» AIM OF THE TASK
Leaving the pictures aside, transcribe every line below exactly.

» Entries from a dataset
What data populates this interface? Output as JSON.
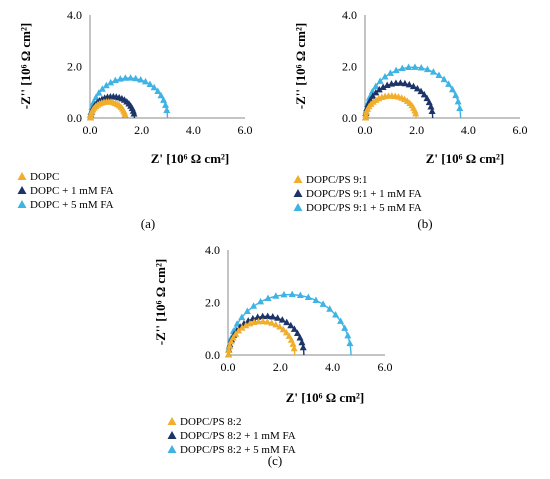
{
  "colors": {
    "gold": "#f0ae2c",
    "navy": "#1d3468",
    "cyan": "#3fb3e3"
  },
  "chart_data": [
    {
      "type": "scatter",
      "panel_label": "(a)",
      "xlabel": "Z' [10⁶ Ω cm²]",
      "ylabel": "-Z'' [10⁶ Ω cm²]",
      "xlim": [
        0,
        6
      ],
      "ylim": [
        0,
        4
      ],
      "xticks": [
        "0.0",
        "2.0",
        "4.0",
        "6.0"
      ],
      "yticks": [
        "0.0",
        "2.0",
        "4.0"
      ],
      "legend_position": "bottom-left",
      "series": [
        {
          "name": "DOPC",
          "color": "gold",
          "x_min": 0.02,
          "x_max": 1.37,
          "y_peak": 0.62,
          "fit": true
        },
        {
          "name": "DOPC + 1 mM FA",
          "color": "navy",
          "x_min": 0.02,
          "x_max": 1.72,
          "y_peak": 0.82,
          "fit": true
        },
        {
          "name": "DOPC + 5 mM FA",
          "color": "cyan",
          "x_min": 0.02,
          "x_max": 3.0,
          "y_peak": 1.55,
          "fit": true
        }
      ]
    },
    {
      "type": "scatter",
      "panel_label": "(b)",
      "xlabel": "Z' [10⁶ Ω cm²]",
      "ylabel": "-Z'' [10⁶ Ω cm²]",
      "xlim": [
        0,
        6
      ],
      "ylim": [
        0,
        4
      ],
      "xticks": [
        "0.0",
        "2.0",
        "4.0",
        "6.0"
      ],
      "yticks": [
        "0.0",
        "2.0",
        "4.0"
      ],
      "legend_position": "bottom-left",
      "series": [
        {
          "name": "DOPC/PS 9:1",
          "color": "gold",
          "x_min": 0.02,
          "x_max": 1.98,
          "y_peak": 0.85,
          "fit": true
        },
        {
          "name": "DOPC/PS 9:1 + 1 mM FA",
          "color": "navy",
          "x_min": 0.02,
          "x_max": 2.62,
          "y_peak": 1.35,
          "fit": true
        },
        {
          "name": "DOPC/PS 9:1 + 5 mM FA",
          "color": "cyan",
          "x_min": 0.02,
          "x_max": 3.7,
          "y_peak": 1.97,
          "fit": true
        }
      ]
    },
    {
      "type": "scatter",
      "panel_label": "(c)",
      "xlabel": "Z' [10⁶ Ω cm²]",
      "ylabel": "-Z'' [10⁶ Ω cm²]",
      "xlim": [
        0,
        6
      ],
      "ylim": [
        0,
        4
      ],
      "xticks": [
        "0.0",
        "2.0",
        "4.0",
        "6.0"
      ],
      "yticks": [
        "0.0",
        "2.0",
        "4.0"
      ],
      "legend_position": "bottom-left",
      "series": [
        {
          "name": "DOPC/PS 8:2",
          "color": "gold",
          "x_min": 0.02,
          "x_max": 2.55,
          "y_peak": 1.27,
          "fit": true
        },
        {
          "name": "DOPC/PS 8:2 + 1 mM FA",
          "color": "navy",
          "x_min": 0.02,
          "x_max": 2.9,
          "y_peak": 1.47,
          "fit": true
        },
        {
          "name": "DOPC/PS 8:2 + 5 mM FA",
          "color": "cyan",
          "x_min": 0.02,
          "x_max": 4.7,
          "y_peak": 2.3,
          "fit": true
        }
      ]
    }
  ]
}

» EXERCISE ANSWER
What data populates this interface? Output as JSON.
{
  "colors": {
    "gold": "#f0ae2c",
    "navy": "#1d3468",
    "cyan": "#3fb3e3"
  },
  "chart_data": [
    {
      "type": "scatter",
      "panel_label": "(a)",
      "xlabel": "Z' [10⁶ Ω cm²]",
      "ylabel": "-Z'' [10⁶ Ω cm²]",
      "xlim": [
        0,
        6
      ],
      "ylim": [
        0,
        4
      ],
      "xticks": [
        "0.0",
        "2.0",
        "4.0",
        "6.0"
      ],
      "yticks": [
        "0.0",
        "2.0",
        "4.0"
      ],
      "legend_position": "bottom-left",
      "series": [
        {
          "name": "DOPC",
          "color": "gold",
          "x_min": 0.02,
          "x_max": 1.37,
          "y_peak": 0.62,
          "fit": true
        },
        {
          "name": "DOPC + 1 mM FA",
          "color": "navy",
          "x_min": 0.02,
          "x_max": 1.72,
          "y_peak": 0.82,
          "fit": true
        },
        {
          "name": "DOPC + 5 mM FA",
          "color": "cyan",
          "x_min": 0.02,
          "x_max": 3.0,
          "y_peak": 1.55,
          "fit": true
        }
      ]
    },
    {
      "type": "scatter",
      "panel_label": "(b)",
      "xlabel": "Z' [10⁶ Ω cm²]",
      "ylabel": "-Z'' [10⁶ Ω cm²]",
      "xlim": [
        0,
        6
      ],
      "ylim": [
        0,
        4
      ],
      "xticks": [
        "0.0",
        "2.0",
        "4.0",
        "6.0"
      ],
      "yticks": [
        "0.0",
        "2.0",
        "4.0"
      ],
      "legend_position": "bottom-left",
      "series": [
        {
          "name": "DOPC/PS 9:1",
          "color": "gold",
          "x_min": 0.02,
          "x_max": 1.98,
          "y_peak": 0.85,
          "fit": true
        },
        {
          "name": "DOPC/PS 9:1 + 1 mM FA",
          "color": "navy",
          "x_min": 0.02,
          "x_max": 2.62,
          "y_peak": 1.35,
          "fit": true
        },
        {
          "name": "DOPC/PS 9:1 + 5 mM FA",
          "color": "cyan",
          "x_min": 0.02,
          "x_max": 3.7,
          "y_peak": 1.97,
          "fit": true
        }
      ]
    },
    {
      "type": "scatter",
      "panel_label": "(c)",
      "xlabel": "Z' [10⁶ Ω cm²]",
      "ylabel": "-Z'' [10⁶ Ω cm²]",
      "xlim": [
        0,
        6
      ],
      "ylim": [
        0,
        4
      ],
      "xticks": [
        "0.0",
        "2.0",
        "4.0",
        "6.0"
      ],
      "yticks": [
        "0.0",
        "2.0",
        "4.0"
      ],
      "legend_position": "bottom-left",
      "series": [
        {
          "name": "DOPC/PS 8:2",
          "color": "gold",
          "x_min": 0.02,
          "x_max": 2.55,
          "y_peak": 1.27,
          "fit": true
        },
        {
          "name": "DOPC/PS 8:2 + 1 mM FA",
          "color": "navy",
          "x_min": 0.02,
          "x_max": 2.9,
          "y_peak": 1.47,
          "fit": true
        },
        {
          "name": "DOPC/PS 8:2 + 5 mM FA",
          "color": "cyan",
          "x_min": 0.02,
          "x_max": 4.7,
          "y_peak": 2.3,
          "fit": true
        }
      ]
    }
  ]
}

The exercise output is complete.